-- Opening Marker --

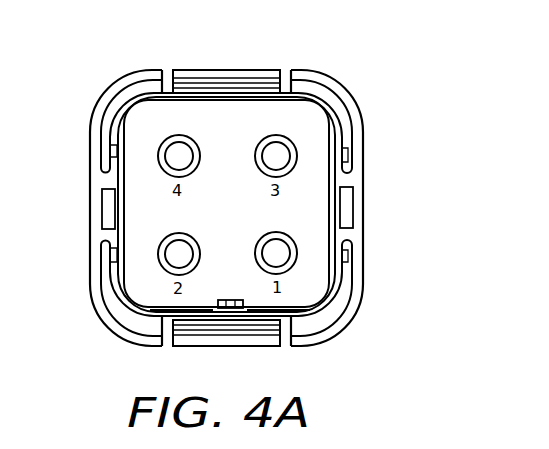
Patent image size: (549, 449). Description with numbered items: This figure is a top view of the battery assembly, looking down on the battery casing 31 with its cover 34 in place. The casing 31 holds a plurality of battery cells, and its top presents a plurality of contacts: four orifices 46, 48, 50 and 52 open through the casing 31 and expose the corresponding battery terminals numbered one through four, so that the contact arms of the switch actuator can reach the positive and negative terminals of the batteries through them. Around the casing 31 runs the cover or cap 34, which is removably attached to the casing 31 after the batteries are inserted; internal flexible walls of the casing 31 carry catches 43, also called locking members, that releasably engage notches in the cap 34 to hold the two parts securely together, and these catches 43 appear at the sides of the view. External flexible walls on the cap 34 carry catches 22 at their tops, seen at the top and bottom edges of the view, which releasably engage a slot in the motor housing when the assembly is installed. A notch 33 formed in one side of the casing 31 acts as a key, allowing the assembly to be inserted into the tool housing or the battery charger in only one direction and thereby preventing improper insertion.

The catches 22 is at (242, 74).
The battery casing 31 is at (318, 94).
The notch 33 is at (227, 298).
The cover 34 is at (88, 115).
The catches 43 is at (107, 203).
The orifice 46 is at (278, 250).
The orifice 48 is at (182, 246).
The orifice 50 is at (270, 164).
The orifice 52 is at (186, 152).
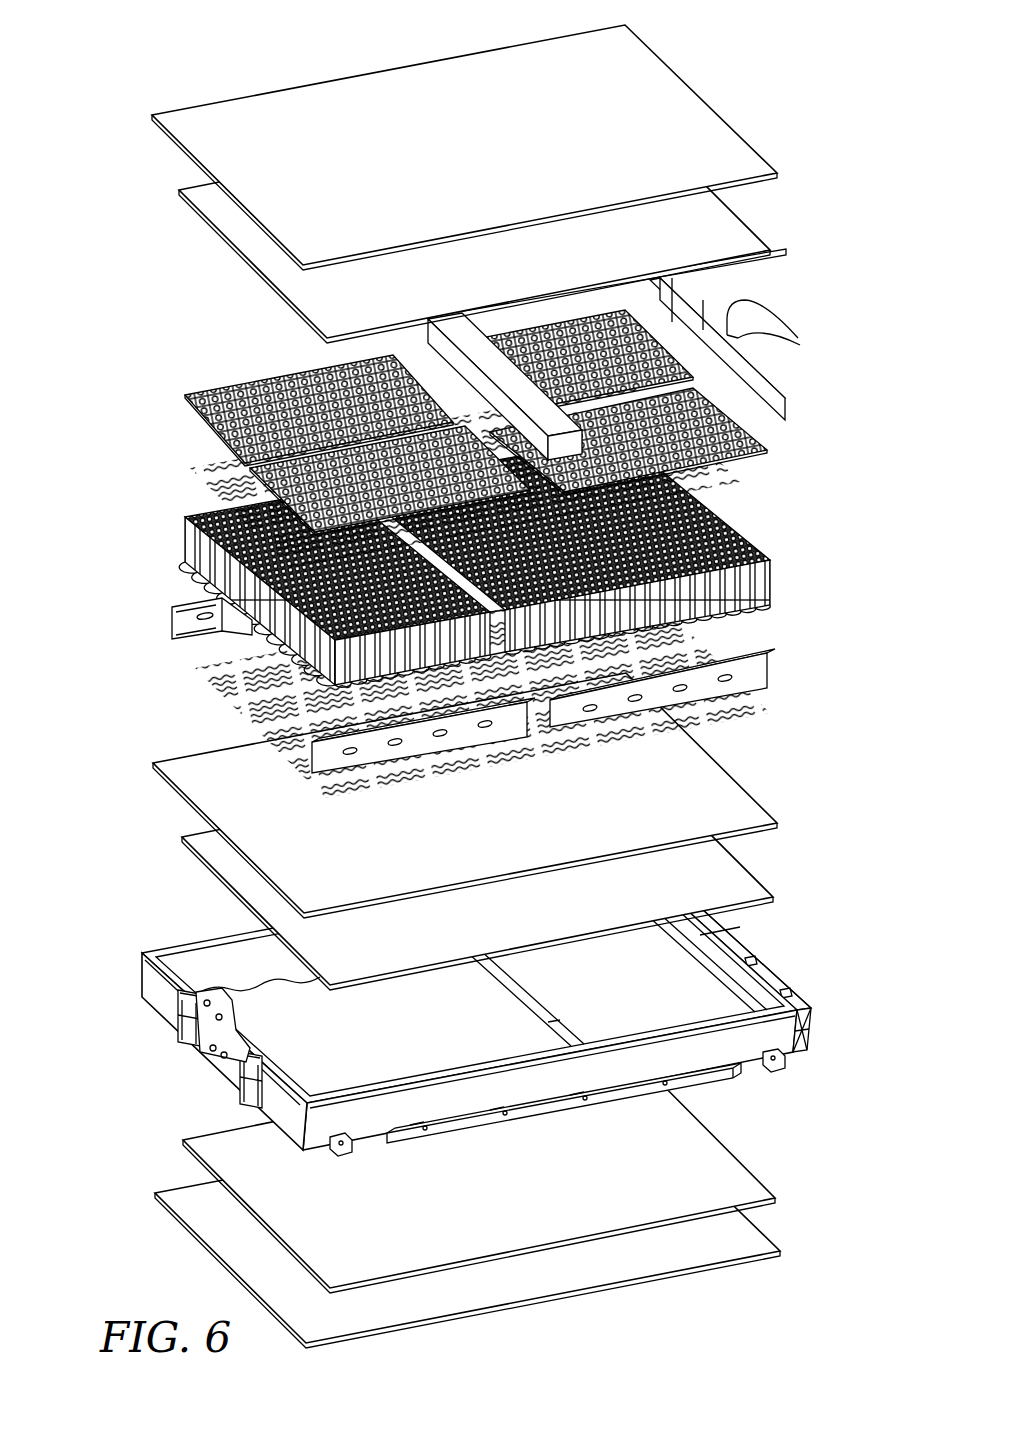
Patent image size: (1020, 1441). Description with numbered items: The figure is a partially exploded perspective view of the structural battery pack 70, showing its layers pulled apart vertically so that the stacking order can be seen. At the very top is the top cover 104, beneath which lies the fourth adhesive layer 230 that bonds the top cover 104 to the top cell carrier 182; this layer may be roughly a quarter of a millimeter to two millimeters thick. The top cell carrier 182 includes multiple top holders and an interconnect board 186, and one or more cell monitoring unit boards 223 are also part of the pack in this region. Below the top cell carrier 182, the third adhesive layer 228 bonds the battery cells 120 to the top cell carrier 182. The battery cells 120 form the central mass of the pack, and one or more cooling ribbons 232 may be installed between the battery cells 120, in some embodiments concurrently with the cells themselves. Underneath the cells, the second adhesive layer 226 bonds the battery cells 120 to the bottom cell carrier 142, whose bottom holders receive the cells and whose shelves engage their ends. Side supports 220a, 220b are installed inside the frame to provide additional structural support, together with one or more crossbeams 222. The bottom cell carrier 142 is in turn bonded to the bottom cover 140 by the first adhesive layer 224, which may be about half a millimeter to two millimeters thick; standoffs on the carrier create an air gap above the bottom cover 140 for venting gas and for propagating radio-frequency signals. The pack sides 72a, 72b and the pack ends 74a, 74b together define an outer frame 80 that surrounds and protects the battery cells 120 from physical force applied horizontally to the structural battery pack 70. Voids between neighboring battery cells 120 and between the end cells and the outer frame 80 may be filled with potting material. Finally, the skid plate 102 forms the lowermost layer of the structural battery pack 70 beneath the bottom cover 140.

The structural battery pack 70 is at (465, 680).
The top cover 104 is at (702, 93).
The fourth adhesive layer 230 is at (758, 226).
The cell monitoring unit board 223 is at (532, 386).
The top cell carrier 182 is at (406, 422).
The interconnect board 186 is at (188, 390).
The third adhesive layer 228 is at (758, 505).
The battery cells 120 is at (405, 562).
The cooling ribbons 232 is at (183, 518).
The side support 220a is at (168, 615).
The second adhesive layer 226 is at (762, 720).
The side support 220b is at (298, 755).
The bottom cell carrier 142 is at (755, 784).
The first adhesive layer 224 is at (755, 866).
The pack side 72a is at (185, 952).
The pack end 74a is at (158, 990).
The pack end 74b is at (792, 982).
The outer frame 80 is at (812, 1033).
The crossbeam 222 is at (497, 1055).
The pack side 72b is at (368, 1143).
The bottom cover 140 is at (762, 1214).
The skid plate 102 is at (742, 1264).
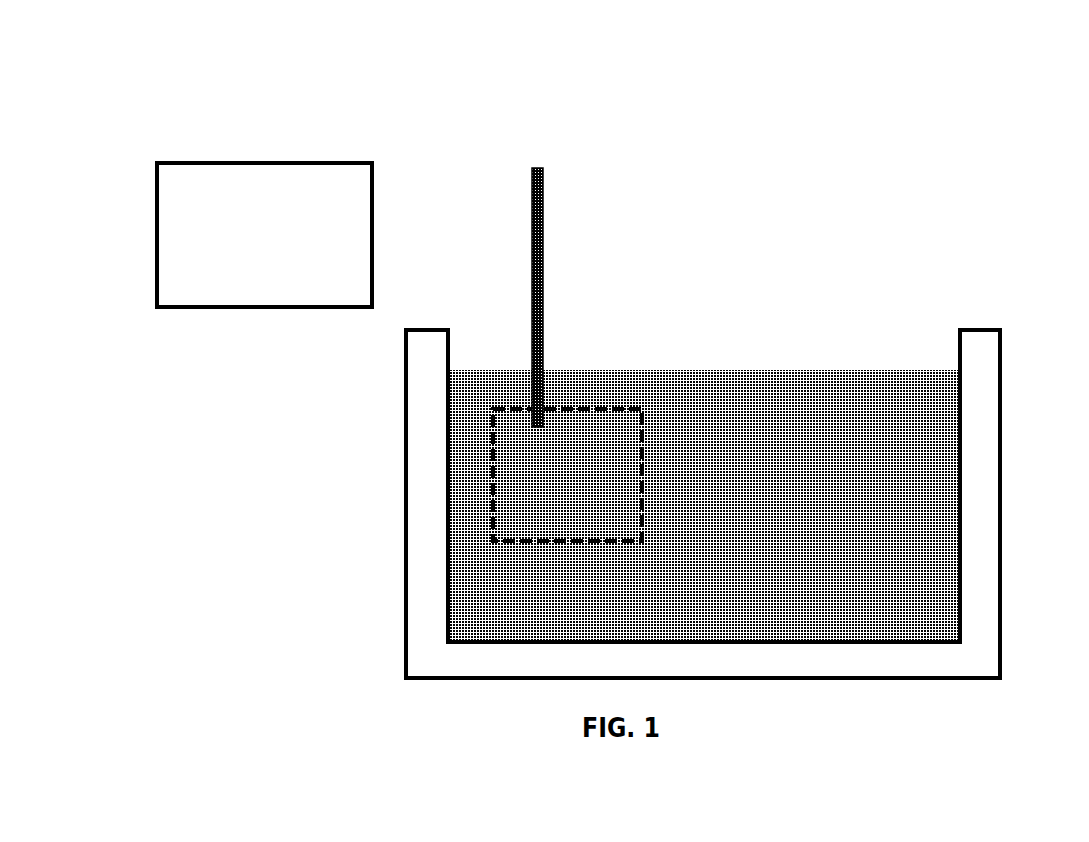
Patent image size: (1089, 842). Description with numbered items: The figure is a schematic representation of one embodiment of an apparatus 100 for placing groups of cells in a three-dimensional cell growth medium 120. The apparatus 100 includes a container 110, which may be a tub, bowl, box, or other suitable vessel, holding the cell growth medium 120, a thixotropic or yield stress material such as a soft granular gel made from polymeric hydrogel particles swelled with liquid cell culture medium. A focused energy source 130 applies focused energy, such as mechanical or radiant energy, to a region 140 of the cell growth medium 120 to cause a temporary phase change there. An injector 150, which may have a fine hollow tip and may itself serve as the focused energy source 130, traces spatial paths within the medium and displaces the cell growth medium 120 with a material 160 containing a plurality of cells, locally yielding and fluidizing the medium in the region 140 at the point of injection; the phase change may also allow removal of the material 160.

-- Closing Marker --

**WHAT TO DO**: Each entry is to be output exactly, and no picture is to appear.

**TASK OUTPUT**:
Patent image size: (549, 449). Description with numbered items: This figure is a top view of the battery assembly, looking down on the battery casing 31 with its cover 34 in place. The casing 31 holds a plurality of battery cells, and its top presents a plurality of contacts: four orifices 46, 48, 50 and 52 open through the casing 31 and expose the corresponding battery terminals numbered one through four, so that the contact arms of the switch actuator can reach the positive and negative terminals of the batteries through them. Around the casing 31 runs the cover or cap 34, which is removably attached to the casing 31 after the batteries are inserted; internal flexible walls of the casing 31 carry catches 43, also called locking members, that releasably engage notches in the cap 34 to hold the two parts securely together, and these catches 43 appear at the sides of the view. External flexible walls on the cap 34 carry catches 22 at their tops, seen at the top and bottom edges of the view, which releasably engage a slot in the motor housing when the assembly is installed. A notch 33 formed in one side of the casing 31 acts as a key, allowing the assembly to be inserted into the tool housing or the battery charger in only one direction and thereby preventing improper insertion.

The catches 22 is at (242, 74).
The battery casing 31 is at (318, 94).
The notch 33 is at (227, 298).
The cover 34 is at (88, 115).
The catches 43 is at (107, 203).
The orifice 46 is at (278, 250).
The orifice 48 is at (182, 246).
The orifice 50 is at (270, 164).
The orifice 52 is at (186, 152).
Patent image size: (1020, 1441). Description with numbered items: The figure is a partially exploded perspective view of the structural battery pack 70, showing its layers pulled apart vertically so that the stacking order can be seen. At the very top is the top cover 104, beneath which lies the fourth adhesive layer 230 that bonds the top cover 104 to the top cell carrier 182; this layer may be roughly a quarter of a millimeter to two millimeters thick. The top cell carrier 182 includes multiple top holders and an interconnect board 186, and one or more cell monitoring unit boards 223 are also part of the pack in this region. Below the top cell carrier 182, the third adhesive layer 228 bonds the battery cells 120 to the top cell carrier 182. The battery cells 120 form the central mass of the pack, and one or more cooling ribbons 232 may be installed between the battery cells 120, in some embodiments concurrently with the cells themselves. Underneath the cells, the second adhesive layer 226 bonds the battery cells 120 to the bottom cell carrier 142, whose bottom holders receive the cells and whose shelves engage their ends. Side supports 220a, 220b are installed inside the frame to provide additional structural support, together with one or more crossbeams 222. The bottom cell carrier 142 is in turn bonded to the bottom cover 140 by the first adhesive layer 224, which may be about half a millimeter to two millimeters thick; standoffs on the carrier create an air gap above the bottom cover 140 for venting gas and for propagating radio-frequency signals. The pack sides 72a, 72b and the pack ends 74a, 74b together define an outer frame 80 that surrounds and protects the battery cells 120 from physical force applied horizontally to the structural battery pack 70. Voids between neighboring battery cells 120 and between the end cells and the outer frame 80 may be filled with potting material. Finally, the skid plate 102 forms the lowermost layer of the structural battery pack 70 beneath the bottom cover 140.

The structural battery pack 70 is at (465, 680).
The top cover 104 is at (702, 93).
The fourth adhesive layer 230 is at (758, 226).
The cell monitoring unit board 223 is at (532, 386).
The top cell carrier 182 is at (406, 422).
The interconnect board 186 is at (188, 390).
The third adhesive layer 228 is at (758, 505).
The battery cells 120 is at (405, 562).
The cooling ribbons 232 is at (183, 518).
The side support 220a is at (168, 615).
The second adhesive layer 226 is at (762, 720).
The side support 220b is at (298, 755).
The bottom cell carrier 142 is at (755, 784).
The first adhesive layer 224 is at (755, 866).
The pack side 72a is at (185, 952).
The pack end 74a is at (158, 990).
The pack end 74b is at (792, 982).
The outer frame 80 is at (812, 1033).
The crossbeam 222 is at (497, 1055).
The pack side 72b is at (368, 1143).
The bottom cover 140 is at (762, 1214).
The skid plate 102 is at (742, 1264).
Patent image size: (1089, 842). Description with numbered items: The figure is a schematic representation of one embodiment of an apparatus 100 for placing groups of cells in a three-dimensional cell growth medium 120. The apparatus 100 includes a container 110, which may be a tub, bowl, box, or other suitable vessel, holding the cell growth medium 120, a thixotropic or yield stress material such as a soft granular gel made from polymeric hydrogel particles swelled with liquid cell culture medium. A focused energy source 130 applies focused energy, such as mechanical or radiant energy, to a region 140 of the cell growth medium 120 to cause a temporary phase change there. An injector 150, which may have a fine hollow tip and may itself serve as the focused energy source 130, traces spatial paths within the medium and displaces the cell growth medium 120 with a material 160 containing a plurality of cells, locally yielding and fluidizing the medium in the region 140 at the point of injection; the phase change may also allow removal of the material 160.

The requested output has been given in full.